**SHORT TASK**
Return each line of the data below exactly, omitting any pictures.

**RECORD SET**
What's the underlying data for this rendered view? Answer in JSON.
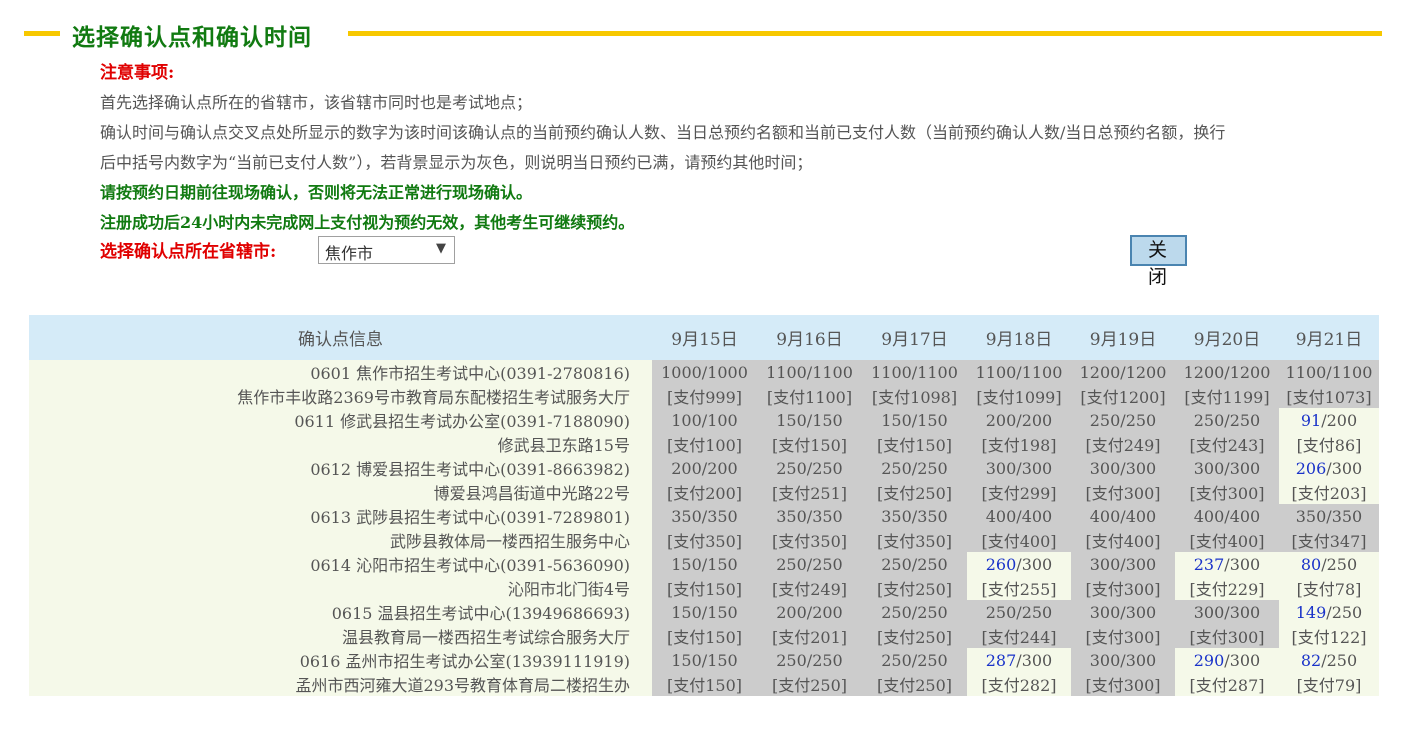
{
  "section": {
    "title": "选择确认点和确认时间"
  },
  "notes": {
    "title": "注意事项:",
    "line1": "首先选择确认点所在的省辖市，该省辖市同时也是考试地点；",
    "line2": "确认时间与确认点交叉点处所显示的数字为该时间该确认点的当前预约确认人数、当日总预约名额和当前已支付人数（当前预约确认人数/当日总预约名额，换行",
    "line3": "后中括号内数字为“当前已支付人数”），若背景显示为灰色，则说明当日预约已满，请预约其他时间；",
    "green1": "请按预约日期前往现场确认，否则将无法正常进行现场确认。",
    "green2": "注册成功后24小时内未完成网上支付视为预约无效，其他考生可继续预约。"
  },
  "city": {
    "label": "选择确认点所在省辖市:",
    "selected": "焦作市",
    "caret": "▼"
  },
  "close_button": {
    "label": "关闭"
  },
  "table": {
    "header_info": "确认点信息",
    "dates": [
      "9月15日",
      "9月16日",
      "9月17日",
      "9月18日",
      "9月19日",
      "9月20日",
      "9月21日"
    ],
    "colors": {
      "full": "#cccccc",
      "open": "#f5f9e9",
      "open_count": "#1a33c9"
    },
    "rows": [
      {
        "name": "0601 焦作市招生考试中心(0391-2780816)",
        "address": "焦作市丰收路2369号市教育局东配楼招生考试服务大厅",
        "slots": [
          {
            "count": "1000",
            "quota": "/1000",
            "paid": "[支付999]",
            "status": "full"
          },
          {
            "count": "1100",
            "quota": "/1100",
            "paid": "[支付1100]",
            "status": "full"
          },
          {
            "count": "1100",
            "quota": "/1100",
            "paid": "[支付1098]",
            "status": "full"
          },
          {
            "count": "1100",
            "quota": "/1100",
            "paid": "[支付1099]",
            "status": "full"
          },
          {
            "count": "1200",
            "quota": "/1200",
            "paid": "[支付1200]",
            "status": "full"
          },
          {
            "count": "1200",
            "quota": "/1200",
            "paid": "[支付1199]",
            "status": "full"
          },
          {
            "count": "1100",
            "quota": "/1100",
            "paid": "[支付1073]",
            "status": "full"
          }
        ]
      },
      {
        "name": "0611 修武县招生考试办公室(0391-7188090)",
        "address": "修武县卫东路15号",
        "slots": [
          {
            "count": "100",
            "quota": "/100",
            "paid": "[支付100]",
            "status": "full"
          },
          {
            "count": "150",
            "quota": "/150",
            "paid": "[支付150]",
            "status": "full"
          },
          {
            "count": "150",
            "quota": "/150",
            "paid": "[支付150]",
            "status": "full"
          },
          {
            "count": "200",
            "quota": "/200",
            "paid": "[支付198]",
            "status": "full"
          },
          {
            "count": "250",
            "quota": "/250",
            "paid": "[支付249]",
            "status": "full"
          },
          {
            "count": "250",
            "quota": "/250",
            "paid": "[支付243]",
            "status": "full"
          },
          {
            "count": "91",
            "quota": "/200",
            "paid": "[支付86]",
            "status": "open"
          }
        ]
      },
      {
        "name": "0612 博爱县招生考试中心(0391-8663982)",
        "address": "博爱县鸿昌街道中光路22号",
        "slots": [
          {
            "count": "200",
            "quota": "/200",
            "paid": "[支付200]",
            "status": "full"
          },
          {
            "count": "250",
            "quota": "/250",
            "paid": "[支付251]",
            "status": "full"
          },
          {
            "count": "250",
            "quota": "/250",
            "paid": "[支付250]",
            "status": "full"
          },
          {
            "count": "300",
            "quota": "/300",
            "paid": "[支付299]",
            "status": "full"
          },
          {
            "count": "300",
            "quota": "/300",
            "paid": "[支付300]",
            "status": "full"
          },
          {
            "count": "300",
            "quota": "/300",
            "paid": "[支付300]",
            "status": "full"
          },
          {
            "count": "206",
            "quota": "/300",
            "paid": "[支付203]",
            "status": "open"
          }
        ]
      },
      {
        "name": "0613 武陟县招生考试中心(0391-7289801)",
        "address": "武陟县教体局一楼西招生服务中心",
        "slots": [
          {
            "count": "350",
            "quota": "/350",
            "paid": "[支付350]",
            "status": "full"
          },
          {
            "count": "350",
            "quota": "/350",
            "paid": "[支付350]",
            "status": "full"
          },
          {
            "count": "350",
            "quota": "/350",
            "paid": "[支付350]",
            "status": "full"
          },
          {
            "count": "400",
            "quota": "/400",
            "paid": "[支付400]",
            "status": "full"
          },
          {
            "count": "400",
            "quota": "/400",
            "paid": "[支付400]",
            "status": "full"
          },
          {
            "count": "400",
            "quota": "/400",
            "paid": "[支付400]",
            "status": "full"
          },
          {
            "count": "350",
            "quota": "/350",
            "paid": "[支付347]",
            "status": "full"
          }
        ]
      },
      {
        "name": "0614 沁阳市招生考试中心(0391-5636090)",
        "address": "沁阳市北门街4号",
        "slots": [
          {
            "count": "150",
            "quota": "/150",
            "paid": "[支付150]",
            "status": "full"
          },
          {
            "count": "250",
            "quota": "/250",
            "paid": "[支付249]",
            "status": "full"
          },
          {
            "count": "250",
            "quota": "/250",
            "paid": "[支付250]",
            "status": "full"
          },
          {
            "count": "260",
            "quota": "/300",
            "paid": "[支付255]",
            "status": "open"
          },
          {
            "count": "300",
            "quota": "/300",
            "paid": "[支付300]",
            "status": "full"
          },
          {
            "count": "237",
            "quota": "/300",
            "paid": "[支付229]",
            "status": "open"
          },
          {
            "count": "80",
            "quota": "/250",
            "paid": "[支付78]",
            "status": "open"
          }
        ]
      },
      {
        "name": "0615 温县招生考试中心(13949686693)",
        "address": "温县教育局一楼西招生考试综合服务大厅",
        "slots": [
          {
            "count": "150",
            "quota": "/150",
            "paid": "[支付150]",
            "status": "full"
          },
          {
            "count": "200",
            "quota": "/200",
            "paid": "[支付201]",
            "status": "full"
          },
          {
            "count": "250",
            "quota": "/250",
            "paid": "[支付250]",
            "status": "full"
          },
          {
            "count": "250",
            "quota": "/250",
            "paid": "[支付244]",
            "status": "full"
          },
          {
            "count": "300",
            "quota": "/300",
            "paid": "[支付300]",
            "status": "full"
          },
          {
            "count": "300",
            "quota": "/300",
            "paid": "[支付300]",
            "status": "full"
          },
          {
            "count": "149",
            "quota": "/250",
            "paid": "[支付122]",
            "status": "open"
          }
        ]
      },
      {
        "name": "0616 孟州市招生考试办公室(13939111919)",
        "address": "孟州市西河雍大道293号教育体育局二楼招生办",
        "slots": [
          {
            "count": "150",
            "quota": "/150",
            "paid": "[支付150]",
            "status": "full"
          },
          {
            "count": "250",
            "quota": "/250",
            "paid": "[支付250]",
            "status": "full"
          },
          {
            "count": "250",
            "quota": "/250",
            "paid": "[支付250]",
            "status": "full"
          },
          {
            "count": "287",
            "quota": "/300",
            "paid": "[支付282]",
            "status": "open"
          },
          {
            "count": "300",
            "quota": "/300",
            "paid": "[支付300]",
            "status": "full"
          },
          {
            "count": "290",
            "quota": "/300",
            "paid": "[支付287]",
            "status": "open"
          },
          {
            "count": "82",
            "quota": "/250",
            "paid": "[支付79]",
            "status": "open"
          }
        ]
      }
    ]
  }
}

**REPLY**
What's the underlying data for this rendered view? Answer in JSON.
{
  "section": {
    "title": "选择确认点和确认时间"
  },
  "notes": {
    "title": "注意事项:",
    "line1": "首先选择确认点所在的省辖市，该省辖市同时也是考试地点；",
    "line2": "确认时间与确认点交叉点处所显示的数字为该时间该确认点的当前预约确认人数、当日总预约名额和当前已支付人数（当前预约确认人数/当日总预约名额，换行",
    "line3": "后中括号内数字为“当前已支付人数”），若背景显示为灰色，则说明当日预约已满，请预约其他时间；",
    "green1": "请按预约日期前往现场确认，否则将无法正常进行现场确认。",
    "green2": "注册成功后24小时内未完成网上支付视为预约无效，其他考生可继续预约。"
  },
  "city": {
    "label": "选择确认点所在省辖市:",
    "selected": "焦作市",
    "caret": "▼"
  },
  "close_button": {
    "label": "关闭"
  },
  "table": {
    "header_info": "确认点信息",
    "dates": [
      "9月15日",
      "9月16日",
      "9月17日",
      "9月18日",
      "9月19日",
      "9月20日",
      "9月21日"
    ],
    "colors": {
      "full": "#cccccc",
      "open": "#f5f9e9",
      "open_count": "#1a33c9"
    },
    "rows": [
      {
        "name": "0601 焦作市招生考试中心(0391-2780816)",
        "address": "焦作市丰收路2369号市教育局东配楼招生考试服务大厅",
        "slots": [
          {
            "count": "1000",
            "quota": "/1000",
            "paid": "[支付999]",
            "status": "full"
          },
          {
            "count": "1100",
            "quota": "/1100",
            "paid": "[支付1100]",
            "status": "full"
          },
          {
            "count": "1100",
            "quota": "/1100",
            "paid": "[支付1098]",
            "status": "full"
          },
          {
            "count": "1100",
            "quota": "/1100",
            "paid": "[支付1099]",
            "status": "full"
          },
          {
            "count": "1200",
            "quota": "/1200",
            "paid": "[支付1200]",
            "status": "full"
          },
          {
            "count": "1200",
            "quota": "/1200",
            "paid": "[支付1199]",
            "status": "full"
          },
          {
            "count": "1100",
            "quota": "/1100",
            "paid": "[支付1073]",
            "status": "full"
          }
        ]
      },
      {
        "name": "0611 修武县招生考试办公室(0391-7188090)",
        "address": "修武县卫东路15号",
        "slots": [
          {
            "count": "100",
            "quota": "/100",
            "paid": "[支付100]",
            "status": "full"
          },
          {
            "count": "150",
            "quota": "/150",
            "paid": "[支付150]",
            "status": "full"
          },
          {
            "count": "150",
            "quota": "/150",
            "paid": "[支付150]",
            "status": "full"
          },
          {
            "count": "200",
            "quota": "/200",
            "paid": "[支付198]",
            "status": "full"
          },
          {
            "count": "250",
            "quota": "/250",
            "paid": "[支付249]",
            "status": "full"
          },
          {
            "count": "250",
            "quota": "/250",
            "paid": "[支付243]",
            "status": "full"
          },
          {
            "count": "91",
            "quota": "/200",
            "paid": "[支付86]",
            "status": "open"
          }
        ]
      },
      {
        "name": "0612 博爱县招生考试中心(0391-8663982)",
        "address": "博爱县鸿昌街道中光路22号",
        "slots": [
          {
            "count": "200",
            "quota": "/200",
            "paid": "[支付200]",
            "status": "full"
          },
          {
            "count": "250",
            "quota": "/250",
            "paid": "[支付251]",
            "status": "full"
          },
          {
            "count": "250",
            "quota": "/250",
            "paid": "[支付250]",
            "status": "full"
          },
          {
            "count": "300",
            "quota": "/300",
            "paid": "[支付299]",
            "status": "full"
          },
          {
            "count": "300",
            "quota": "/300",
            "paid": "[支付300]",
            "status": "full"
          },
          {
            "count": "300",
            "quota": "/300",
            "paid": "[支付300]",
            "status": "full"
          },
          {
            "count": "206",
            "quota": "/300",
            "paid": "[支付203]",
            "status": "open"
          }
        ]
      },
      {
        "name": "0613 武陟县招生考试中心(0391-7289801)",
        "address": "武陟县教体局一楼西招生服务中心",
        "slots": [
          {
            "count": "350",
            "quota": "/350",
            "paid": "[支付350]",
            "status": "full"
          },
          {
            "count": "350",
            "quota": "/350",
            "paid": "[支付350]",
            "status": "full"
          },
          {
            "count": "350",
            "quota": "/350",
            "paid": "[支付350]",
            "status": "full"
          },
          {
            "count": "400",
            "quota": "/400",
            "paid": "[支付400]",
            "status": "full"
          },
          {
            "count": "400",
            "quota": "/400",
            "paid": "[支付400]",
            "status": "full"
          },
          {
            "count": "400",
            "quota": "/400",
            "paid": "[支付400]",
            "status": "full"
          },
          {
            "count": "350",
            "quota": "/350",
            "paid": "[支付347]",
            "status": "full"
          }
        ]
      },
      {
        "name": "0614 沁阳市招生考试中心(0391-5636090)",
        "address": "沁阳市北门街4号",
        "slots": [
          {
            "count": "150",
            "quota": "/150",
            "paid": "[支付150]",
            "status": "full"
          },
          {
            "count": "250",
            "quota": "/250",
            "paid": "[支付249]",
            "status": "full"
          },
          {
            "count": "250",
            "quota": "/250",
            "paid": "[支付250]",
            "status": "full"
          },
          {
            "count": "260",
            "quota": "/300",
            "paid": "[支付255]",
            "status": "open"
          },
          {
            "count": "300",
            "quota": "/300",
            "paid": "[支付300]",
            "status": "full"
          },
          {
            "count": "237",
            "quota": "/300",
            "paid": "[支付229]",
            "status": "open"
          },
          {
            "count": "80",
            "quota": "/250",
            "paid": "[支付78]",
            "status": "open"
          }
        ]
      },
      {
        "name": "0615 温县招生考试中心(13949686693)",
        "address": "温县教育局一楼西招生考试综合服务大厅",
        "slots": [
          {
            "count": "150",
            "quota": "/150",
            "paid": "[支付150]",
            "status": "full"
          },
          {
            "count": "200",
            "quota": "/200",
            "paid": "[支付201]",
            "status": "full"
          },
          {
            "count": "250",
            "quota": "/250",
            "paid": "[支付250]",
            "status": "full"
          },
          {
            "count": "250",
            "quota": "/250",
            "paid": "[支付244]",
            "status": "full"
          },
          {
            "count": "300",
            "quota": "/300",
            "paid": "[支付300]",
            "status": "full"
          },
          {
            "count": "300",
            "quota": "/300",
            "paid": "[支付300]",
            "status": "full"
          },
          {
            "count": "149",
            "quota": "/250",
            "paid": "[支付122]",
            "status": "open"
          }
        ]
      },
      {
        "name": "0616 孟州市招生考试办公室(13939111919)",
        "address": "孟州市西河雍大道293号教育体育局二楼招生办",
        "slots": [
          {
            "count": "150",
            "quota": "/150",
            "paid": "[支付150]",
            "status": "full"
          },
          {
            "count": "250",
            "quota": "/250",
            "paid": "[支付250]",
            "status": "full"
          },
          {
            "count": "250",
            "quota": "/250",
            "paid": "[支付250]",
            "status": "full"
          },
          {
            "count": "287",
            "quota": "/300",
            "paid": "[支付282]",
            "status": "open"
          },
          {
            "count": "300",
            "quota": "/300",
            "paid": "[支付300]",
            "status": "full"
          },
          {
            "count": "290",
            "quota": "/300",
            "paid": "[支付287]",
            "status": "open"
          },
          {
            "count": "82",
            "quota": "/250",
            "paid": "[支付79]",
            "status": "open"
          }
        ]
      }
    ]
  }
}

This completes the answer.